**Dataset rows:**
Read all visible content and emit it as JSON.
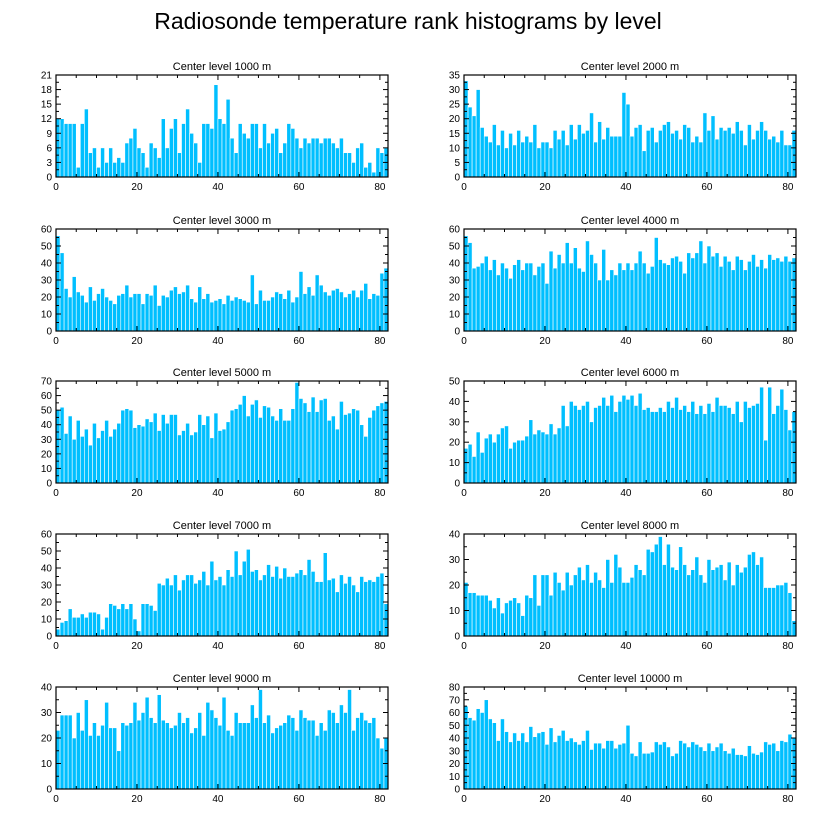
{
  "figure": {
    "title": "Radiosonde temperature rank histograms by level"
  },
  "colors": {
    "bar": "#00bfff",
    "axis": "#000000",
    "background": "#ffffff"
  },
  "chart_data": [
    {
      "type": "bar",
      "title": "Center level 1000 m",
      "xlim": [
        0,
        82
      ],
      "ylim": [
        0,
        21
      ],
      "xticks": [
        0,
        20,
        40,
        60,
        80
      ],
      "yticks": [
        0,
        3,
        6,
        9,
        12,
        15,
        18,
        21
      ],
      "values": [
        12,
        12,
        11,
        11,
        11,
        2,
        11,
        14,
        5,
        6,
        2,
        6,
        3,
        6,
        3,
        4,
        3,
        7,
        8,
        10,
        6,
        5,
        2,
        7,
        6,
        4,
        12,
        6,
        10,
        12,
        5,
        11,
        14,
        9,
        7,
        3,
        11,
        11,
        10,
        19,
        12,
        11,
        16,
        8,
        5,
        11,
        9,
        8,
        11,
        11,
        6,
        11,
        7,
        9,
        10,
        5,
        7,
        11,
        10,
        8,
        6,
        8,
        7,
        8,
        8,
        7,
        8,
        8,
        7,
        6,
        8,
        5,
        5,
        3,
        6,
        7,
        2,
        3,
        1,
        6,
        5,
        6
      ]
    },
    {
      "type": "bar",
      "title": "Center level 2000 m",
      "xlim": [
        0,
        82
      ],
      "ylim": [
        0,
        35
      ],
      "xticks": [
        0,
        20,
        40,
        60,
        80
      ],
      "yticks": [
        0,
        5,
        10,
        15,
        20,
        25,
        30,
        35
      ],
      "values": [
        33,
        24,
        21,
        30,
        17,
        14,
        12,
        18,
        11,
        16,
        10,
        15,
        11,
        16,
        12,
        14,
        12,
        18,
        10,
        12,
        12,
        10,
        16,
        13,
        16,
        11,
        18,
        13,
        18,
        15,
        16,
        22,
        12,
        19,
        13,
        17,
        14,
        14,
        14,
        29,
        25,
        14,
        17,
        18,
        9,
        16,
        17,
        12,
        16,
        18,
        19,
        15,
        16,
        13,
        18,
        17,
        12,
        14,
        12,
        22,
        16,
        21,
        13,
        17,
        16,
        17,
        15,
        19,
        16,
        11,
        18,
        13,
        16,
        19,
        16,
        13,
        14,
        12,
        16,
        11,
        11,
        16
      ]
    },
    {
      "type": "bar",
      "title": "Center level 3000 m",
      "xlim": [
        0,
        82
      ],
      "ylim": [
        0,
        60
      ],
      "xticks": [
        0,
        20,
        40,
        60,
        80
      ],
      "yticks": [
        0,
        10,
        20,
        30,
        40,
        50,
        60
      ],
      "values": [
        56,
        46,
        25,
        20,
        32,
        23,
        21,
        17,
        26,
        18,
        22,
        25,
        20,
        18,
        16,
        21,
        22,
        27,
        20,
        22,
        22,
        16,
        22,
        21,
        27,
        15,
        21,
        20,
        24,
        26,
        22,
        23,
        27,
        19,
        17,
        26,
        19,
        22,
        17,
        18,
        19,
        16,
        21,
        18,
        20,
        19,
        18,
        17,
        33,
        16,
        24,
        18,
        18,
        20,
        23,
        22,
        19,
        24,
        17,
        20,
        35,
        22,
        26,
        21,
        33,
        27,
        23,
        21,
        24,
        25,
        23,
        20,
        22,
        24,
        20,
        24,
        28,
        19,
        22,
        21,
        34,
        37
      ]
    },
    {
      "type": "bar",
      "title": "Center level 4000 m",
      "xlim": [
        0,
        82
      ],
      "ylim": [
        0,
        60
      ],
      "xticks": [
        0,
        20,
        40,
        60,
        80
      ],
      "yticks": [
        0,
        10,
        20,
        30,
        40,
        50,
        60
      ],
      "values": [
        56,
        52,
        37,
        38,
        40,
        44,
        36,
        42,
        33,
        40,
        37,
        31,
        39,
        42,
        36,
        40,
        40,
        33,
        38,
        40,
        28,
        47,
        37,
        45,
        40,
        52,
        40,
        49,
        37,
        35,
        53,
        45,
        40,
        30,
        48,
        30,
        36,
        33,
        40,
        36,
        40,
        36,
        40,
        47,
        40,
        34,
        38,
        55,
        42,
        40,
        39,
        43,
        44,
        41,
        34,
        46,
        43,
        46,
        53,
        40,
        50,
        44,
        46,
        38,
        44,
        41,
        36,
        44,
        42,
        36,
        41,
        45,
        38,
        42,
        37,
        45,
        42,
        43,
        41,
        44,
        41,
        43
      ]
    },
    {
      "type": "bar",
      "title": "Center level 5000 m",
      "xlim": [
        0,
        82
      ],
      "ylim": [
        0,
        70
      ],
      "xticks": [
        0,
        20,
        40,
        60,
        80
      ],
      "yticks": [
        0,
        10,
        20,
        30,
        40,
        50,
        60,
        70
      ],
      "values": [
        50,
        52,
        34,
        46,
        30,
        43,
        32,
        37,
        26,
        41,
        31,
        36,
        43,
        32,
        37,
        41,
        50,
        51,
        50,
        38,
        40,
        39,
        44,
        42,
        48,
        36,
        47,
        41,
        47,
        47,
        33,
        36,
        41,
        33,
        35,
        47,
        40,
        46,
        31,
        48,
        36,
        37,
        42,
        50,
        51,
        54,
        60,
        46,
        54,
        57,
        45,
        53,
        52,
        46,
        43,
        51,
        43,
        43,
        51,
        69,
        58,
        55,
        49,
        59,
        49,
        57,
        58,
        43,
        46,
        37,
        56,
        47,
        48,
        51,
        50,
        40,
        32,
        45,
        50,
        53,
        55,
        56
      ]
    },
    {
      "type": "bar",
      "title": "Center level 6000 m",
      "xlim": [
        0,
        82
      ],
      "ylim": [
        0,
        50
      ],
      "xticks": [
        0,
        20,
        40,
        60,
        80
      ],
      "yticks": [
        0,
        10,
        20,
        30,
        40,
        50
      ],
      "values": [
        17,
        19,
        13,
        25,
        15,
        22,
        24,
        20,
        24,
        27,
        28,
        17,
        20,
        21,
        21,
        23,
        31,
        24,
        26,
        25,
        24,
        29,
        24,
        27,
        38,
        28,
        40,
        38,
        36,
        38,
        40,
        30,
        37,
        38,
        42,
        38,
        43,
        35,
        40,
        43,
        41,
        43,
        38,
        44,
        36,
        37,
        35,
        35,
        37,
        35,
        40,
        37,
        42,
        36,
        38,
        35,
        40,
        34,
        38,
        34,
        39,
        35,
        42,
        38,
        38,
        37,
        34,
        40,
        30,
        40,
        37,
        38,
        39,
        47,
        21,
        47,
        34,
        38,
        46,
        36,
        26,
        35
      ]
    },
    {
      "type": "bar",
      "title": "Center level 7000 m",
      "xlim": [
        0,
        82
      ],
      "ylim": [
        0,
        60
      ],
      "xticks": [
        0,
        20,
        40,
        60,
        80
      ],
      "yticks": [
        0,
        10,
        20,
        30,
        40,
        50,
        60
      ],
      "values": [
        4,
        8,
        9,
        16,
        11,
        11,
        13,
        11,
        14,
        14,
        13,
        4,
        11,
        19,
        18,
        16,
        19,
        16,
        19,
        10,
        3,
        19,
        19,
        18,
        15,
        31,
        30,
        34,
        30,
        36,
        27,
        33,
        36,
        36,
        31,
        33,
        38,
        30,
        44,
        33,
        35,
        30,
        39,
        35,
        50,
        36,
        44,
        51,
        38,
        39,
        33,
        36,
        42,
        35,
        41,
        34,
        40,
        35,
        35,
        37,
        39,
        36,
        45,
        38,
        32,
        32,
        49,
        33,
        34,
        26,
        36,
        31,
        35,
        30,
        26,
        35,
        32,
        33,
        32,
        35,
        37,
        19
      ]
    },
    {
      "type": "bar",
      "title": "Center level 8000 m",
      "xlim": [
        0,
        82
      ],
      "ylim": [
        0,
        40
      ],
      "xticks": [
        0,
        20,
        40,
        60,
        80
      ],
      "yticks": [
        0,
        10,
        20,
        30,
        40
      ],
      "values": [
        21,
        17,
        17,
        16,
        16,
        16,
        14,
        11,
        15,
        9,
        13,
        14,
        15,
        13,
        8,
        16,
        15,
        24,
        12,
        24,
        24,
        16,
        25,
        21,
        18,
        25,
        20,
        24,
        27,
        22,
        28,
        21,
        25,
        22,
        19,
        30,
        21,
        32,
        27,
        21,
        21,
        23,
        28,
        26,
        24,
        34,
        33,
        36,
        39,
        28,
        36,
        27,
        26,
        35,
        28,
        24,
        26,
        31,
        24,
        21,
        30,
        26,
        27,
        28,
        22,
        29,
        20,
        28,
        25,
        27,
        32,
        33,
        28,
        31,
        19,
        19,
        19,
        20,
        20,
        21,
        17,
        6
      ]
    },
    {
      "type": "bar",
      "title": "Center level 9000 m",
      "xlim": [
        0,
        82
      ],
      "ylim": [
        0,
        40
      ],
      "xticks": [
        0,
        20,
        40,
        60,
        80
      ],
      "yticks": [
        0,
        10,
        20,
        30,
        40
      ],
      "values": [
        23,
        29,
        29,
        29,
        20,
        30,
        23,
        35,
        21,
        26,
        21,
        25,
        34,
        24,
        24,
        15,
        26,
        25,
        26,
        34,
        27,
        30,
        36,
        28,
        26,
        37,
        27,
        26,
        24,
        25,
        30,
        26,
        28,
        22,
        24,
        30,
        21,
        34,
        31,
        28,
        25,
        36,
        23,
        21,
        30,
        26,
        26,
        26,
        33,
        28,
        39,
        26,
        29,
        22,
        24,
        25,
        26,
        29,
        28,
        23,
        31,
        28,
        27,
        27,
        21,
        26,
        23,
        31,
        30,
        26,
        33,
        30,
        39,
        23,
        28,
        30,
        27,
        26,
        28,
        20,
        16,
        20
      ]
    },
    {
      "type": "bar",
      "title": "Center level 10000 m",
      "xlim": [
        0,
        82
      ],
      "ylim": [
        0,
        80
      ],
      "xticks": [
        0,
        20,
        40,
        60,
        80
      ],
      "yticks": [
        0,
        10,
        20,
        30,
        40,
        50,
        60,
        70,
        80
      ],
      "values": [
        65,
        56,
        54,
        63,
        60,
        70,
        55,
        52,
        38,
        55,
        45,
        37,
        44,
        38,
        44,
        37,
        49,
        41,
        44,
        45,
        35,
        48,
        37,
        42,
        46,
        38,
        40,
        37,
        35,
        38,
        46,
        31,
        36,
        36,
        32,
        38,
        38,
        32,
        35,
        36,
        50,
        28,
        26,
        37,
        28,
        28,
        29,
        37,
        35,
        37,
        33,
        26,
        28,
        38,
        36,
        33,
        37,
        35,
        33,
        30,
        36,
        30,
        33,
        36,
        30,
        28,
        32,
        27,
        27,
        26,
        34,
        28,
        27,
        29,
        37,
        35,
        36,
        30,
        38,
        37,
        43,
        40
      ]
    }
  ]
}
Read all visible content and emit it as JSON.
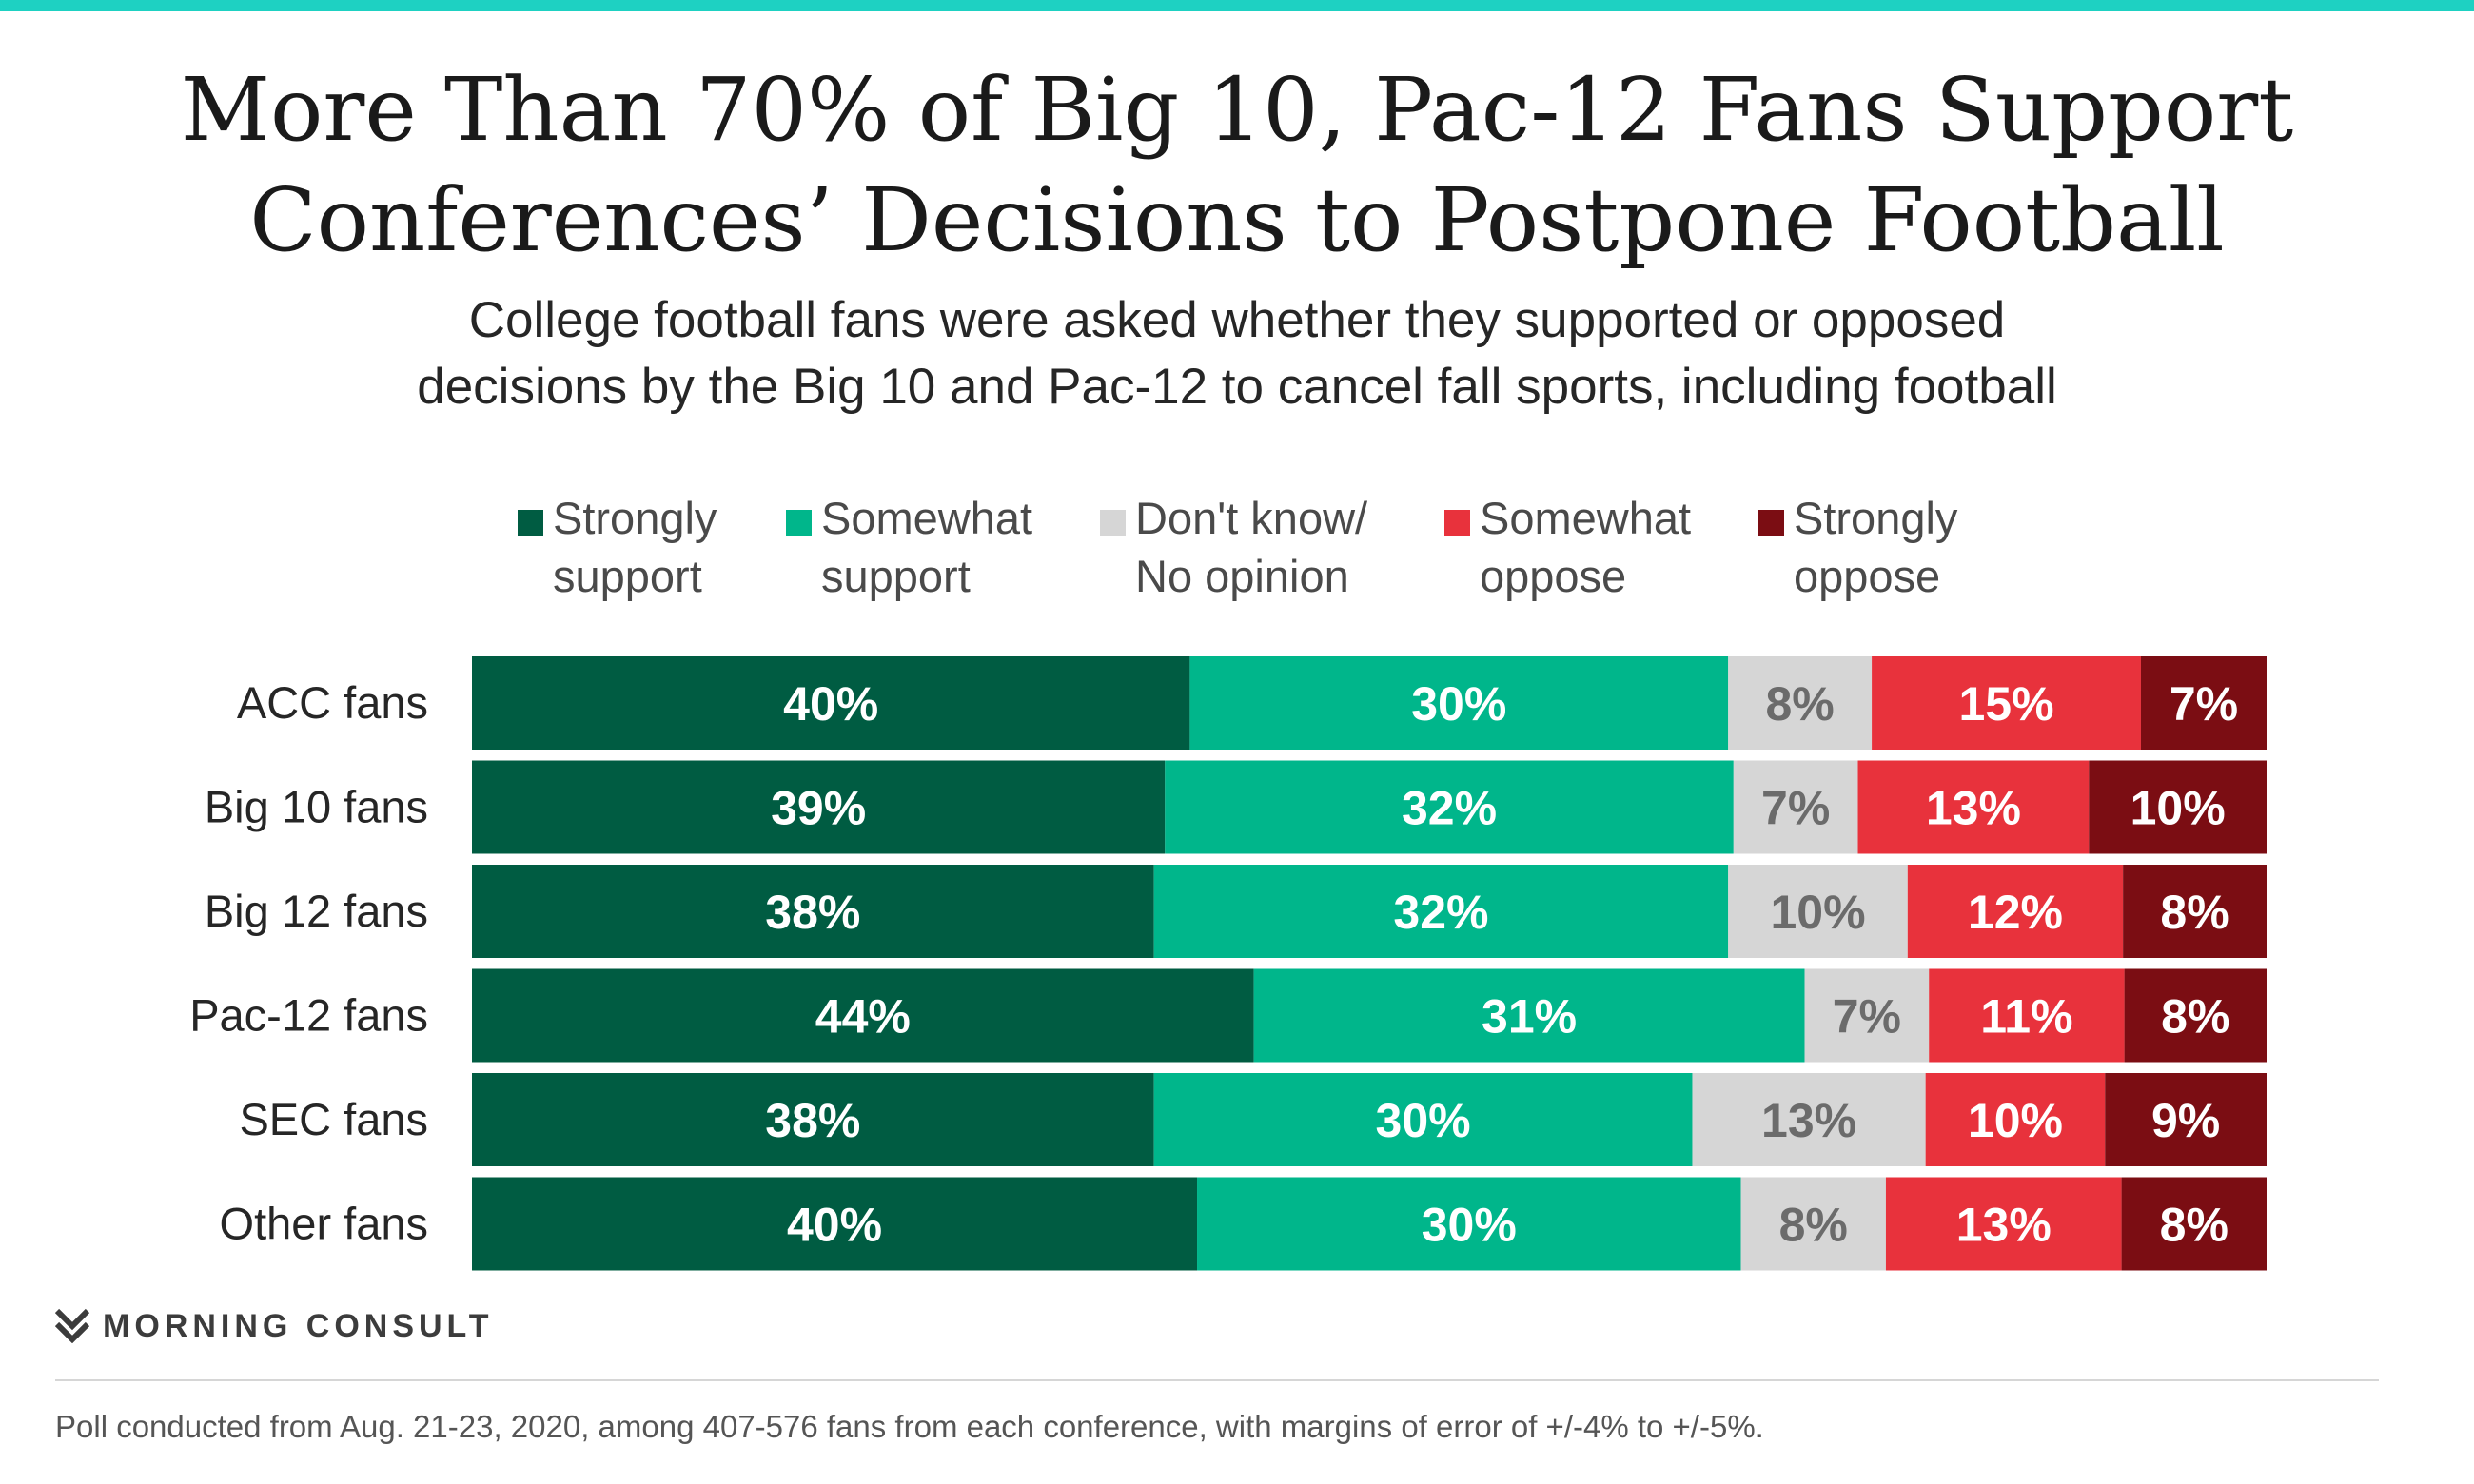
{
  "colors": {
    "accent_bar": "#1ed1c2",
    "strongly_support": "#005c42",
    "somewhat_support": "#00b68b",
    "dont_know": "#d6d6d6",
    "somewhat_oppose": "#e8323c",
    "strongly_oppose": "#7b0d13"
  },
  "header": {
    "title_line1": "More Than 70% of Big 10, Pac-12 Fans Support",
    "title_line2": "Conferences’ Decisions to Postpone Football",
    "subtitle_line1": "College football fans were asked whether they supported or opposed",
    "subtitle_line2": "decisions by the Big 10 and Pac-12 to cancel fall sports, including football"
  },
  "legend": [
    {
      "line1": "Strongly",
      "line2": "support",
      "color": "#005c42"
    },
    {
      "line1": "Somewhat",
      "line2": "support",
      "color": "#00b68b"
    },
    {
      "line1": "Don't know/",
      "line2": "No opinion",
      "color": "#d6d6d6"
    },
    {
      "line1": "Somewhat",
      "line2": "oppose",
      "color": "#e8323c"
    },
    {
      "line1": "Strongly",
      "line2": "oppose",
      "color": "#7b0d13"
    }
  ],
  "chart_data": {
    "type": "bar",
    "orientation": "horizontal",
    "stacked": true,
    "normalized": true,
    "categories": [
      "ACC fans",
      "Big 10 fans",
      "Big 12 fans",
      "Pac-12 fans",
      "SEC fans",
      "Other fans"
    ],
    "series": [
      {
        "name": "Strongly support",
        "color": "#005c42",
        "label_color": "#ffffff",
        "values": [
          40,
          39,
          38,
          44,
          38,
          40
        ]
      },
      {
        "name": "Somewhat support",
        "color": "#00b68b",
        "label_color": "#ffffff",
        "values": [
          30,
          32,
          32,
          31,
          30,
          30
        ]
      },
      {
        "name": "Don't know/No opinion",
        "color": "#d6d6d6",
        "label_color": "#6b6b6b",
        "values": [
          8,
          7,
          10,
          7,
          13,
          8
        ]
      },
      {
        "name": "Somewhat oppose",
        "color": "#e8323c",
        "label_color": "#ffffff",
        "values": [
          15,
          13,
          12,
          11,
          10,
          13
        ]
      },
      {
        "name": "Strongly oppose",
        "color": "#7b0d13",
        "label_color": "#ffffff",
        "values": [
          7,
          10,
          8,
          8,
          9,
          8
        ]
      }
    ],
    "value_suffix": "%",
    "legend_position": "top",
    "grid": false
  },
  "footer": {
    "brand": "MORNING CONSULT",
    "note": "Poll conducted from Aug. 21-23, 2020, among 407-576 fans from each conference, with margins of error of +/-4% to +/-5%."
  }
}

**Your task:** How many lines in the records above contain the word "opinion"? Reply with the number and nothing more.

**Solution for this problem:** 2